Do this:
Retype each entry below exactly as it stands.

[Figure record listings]
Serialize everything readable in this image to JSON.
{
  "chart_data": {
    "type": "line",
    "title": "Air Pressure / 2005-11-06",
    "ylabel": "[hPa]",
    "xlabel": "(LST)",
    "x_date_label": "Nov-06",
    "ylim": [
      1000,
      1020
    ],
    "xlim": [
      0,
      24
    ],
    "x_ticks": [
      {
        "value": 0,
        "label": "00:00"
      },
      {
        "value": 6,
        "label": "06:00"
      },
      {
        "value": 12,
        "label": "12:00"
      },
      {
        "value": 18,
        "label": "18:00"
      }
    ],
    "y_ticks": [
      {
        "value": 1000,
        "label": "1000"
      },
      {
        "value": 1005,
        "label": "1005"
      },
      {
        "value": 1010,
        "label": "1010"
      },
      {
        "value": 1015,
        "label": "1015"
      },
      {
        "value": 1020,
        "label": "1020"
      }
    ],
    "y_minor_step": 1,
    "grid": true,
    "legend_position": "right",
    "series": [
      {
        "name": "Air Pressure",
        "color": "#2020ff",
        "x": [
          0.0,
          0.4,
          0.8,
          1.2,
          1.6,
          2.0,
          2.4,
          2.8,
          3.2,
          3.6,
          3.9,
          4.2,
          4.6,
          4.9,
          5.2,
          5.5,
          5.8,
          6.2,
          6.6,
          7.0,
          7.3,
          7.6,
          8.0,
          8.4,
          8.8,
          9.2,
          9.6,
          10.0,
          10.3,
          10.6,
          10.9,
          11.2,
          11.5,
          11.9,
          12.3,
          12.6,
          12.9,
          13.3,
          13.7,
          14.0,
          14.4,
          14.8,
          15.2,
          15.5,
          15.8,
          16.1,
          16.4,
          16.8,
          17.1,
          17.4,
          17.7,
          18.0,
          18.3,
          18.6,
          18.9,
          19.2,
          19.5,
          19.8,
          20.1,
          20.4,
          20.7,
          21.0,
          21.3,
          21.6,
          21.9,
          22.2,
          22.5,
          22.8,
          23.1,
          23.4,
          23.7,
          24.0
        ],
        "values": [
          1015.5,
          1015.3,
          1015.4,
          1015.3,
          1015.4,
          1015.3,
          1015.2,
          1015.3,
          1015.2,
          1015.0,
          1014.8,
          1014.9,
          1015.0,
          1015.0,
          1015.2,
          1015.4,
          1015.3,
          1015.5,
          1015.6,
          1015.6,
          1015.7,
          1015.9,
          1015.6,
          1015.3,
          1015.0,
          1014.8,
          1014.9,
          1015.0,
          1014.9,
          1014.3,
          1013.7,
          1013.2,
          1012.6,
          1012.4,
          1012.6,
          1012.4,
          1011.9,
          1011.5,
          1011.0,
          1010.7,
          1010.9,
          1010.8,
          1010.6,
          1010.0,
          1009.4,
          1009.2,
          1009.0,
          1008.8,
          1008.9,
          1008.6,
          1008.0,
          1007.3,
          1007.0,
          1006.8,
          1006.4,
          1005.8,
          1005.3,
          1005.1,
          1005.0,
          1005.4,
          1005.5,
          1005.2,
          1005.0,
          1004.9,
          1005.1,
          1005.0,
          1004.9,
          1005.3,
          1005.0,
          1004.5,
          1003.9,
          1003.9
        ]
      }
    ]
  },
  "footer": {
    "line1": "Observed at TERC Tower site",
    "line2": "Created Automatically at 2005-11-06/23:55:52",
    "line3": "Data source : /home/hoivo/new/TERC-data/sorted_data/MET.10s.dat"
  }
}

Complete output:
Serialize everything readable in this image to JSON.
{
  "chart_data": {
    "type": "line",
    "title": "Air Pressure / 2005-11-06",
    "ylabel": "[hPa]",
    "xlabel": "(LST)",
    "x_date_label": "Nov-06",
    "ylim": [
      1000,
      1020
    ],
    "xlim": [
      0,
      24
    ],
    "x_ticks": [
      {
        "value": 0,
        "label": "00:00"
      },
      {
        "value": 6,
        "label": "06:00"
      },
      {
        "value": 12,
        "label": "12:00"
      },
      {
        "value": 18,
        "label": "18:00"
      }
    ],
    "y_ticks": [
      {
        "value": 1000,
        "label": "1000"
      },
      {
        "value": 1005,
        "label": "1005"
      },
      {
        "value": 1010,
        "label": "1010"
      },
      {
        "value": 1015,
        "label": "1015"
      },
      {
        "value": 1020,
        "label": "1020"
      }
    ],
    "y_minor_step": 1,
    "grid": true,
    "legend_position": "right",
    "series": [
      {
        "name": "Air Pressure",
        "color": "#2020ff",
        "x": [
          0.0,
          0.4,
          0.8,
          1.2,
          1.6,
          2.0,
          2.4,
          2.8,
          3.2,
          3.6,
          3.9,
          4.2,
          4.6,
          4.9,
          5.2,
          5.5,
          5.8,
          6.2,
          6.6,
          7.0,
          7.3,
          7.6,
          8.0,
          8.4,
          8.8,
          9.2,
          9.6,
          10.0,
          10.3,
          10.6,
          10.9,
          11.2,
          11.5,
          11.9,
          12.3,
          12.6,
          12.9,
          13.3,
          13.7,
          14.0,
          14.4,
          14.8,
          15.2,
          15.5,
          15.8,
          16.1,
          16.4,
          16.8,
          17.1,
          17.4,
          17.7,
          18.0,
          18.3,
          18.6,
          18.9,
          19.2,
          19.5,
          19.8,
          20.1,
          20.4,
          20.7,
          21.0,
          21.3,
          21.6,
          21.9,
          22.2,
          22.5,
          22.8,
          23.1,
          23.4,
          23.7,
          24.0
        ],
        "values": [
          1015.5,
          1015.3,
          1015.4,
          1015.3,
          1015.4,
          1015.3,
          1015.2,
          1015.3,
          1015.2,
          1015.0,
          1014.8,
          1014.9,
          1015.0,
          1015.0,
          1015.2,
          1015.4,
          1015.3,
          1015.5,
          1015.6,
          1015.6,
          1015.7,
          1015.9,
          1015.6,
          1015.3,
          1015.0,
          1014.8,
          1014.9,
          1015.0,
          1014.9,
          1014.3,
          1013.7,
          1013.2,
          1012.6,
          1012.4,
          1012.6,
          1012.4,
          1011.9,
          1011.5,
          1011.0,
          1010.7,
          1010.9,
          1010.8,
          1010.6,
          1010.0,
          1009.4,
          1009.2,
          1009.0,
          1008.8,
          1008.9,
          1008.6,
          1008.0,
          1007.3,
          1007.0,
          1006.8,
          1006.4,
          1005.8,
          1005.3,
          1005.1,
          1005.0,
          1005.4,
          1005.5,
          1005.2,
          1005.0,
          1004.9,
          1005.1,
          1005.0,
          1004.9,
          1005.3,
          1005.0,
          1004.5,
          1003.9,
          1003.9
        ]
      }
    ]
  },
  "footer": {
    "line1": "Observed at TERC Tower site",
    "line2": "Created Automatically at 2005-11-06/23:55:52",
    "line3": "Data source : /home/hoivo/new/TERC-data/sorted_data/MET.10s.dat"
  }
}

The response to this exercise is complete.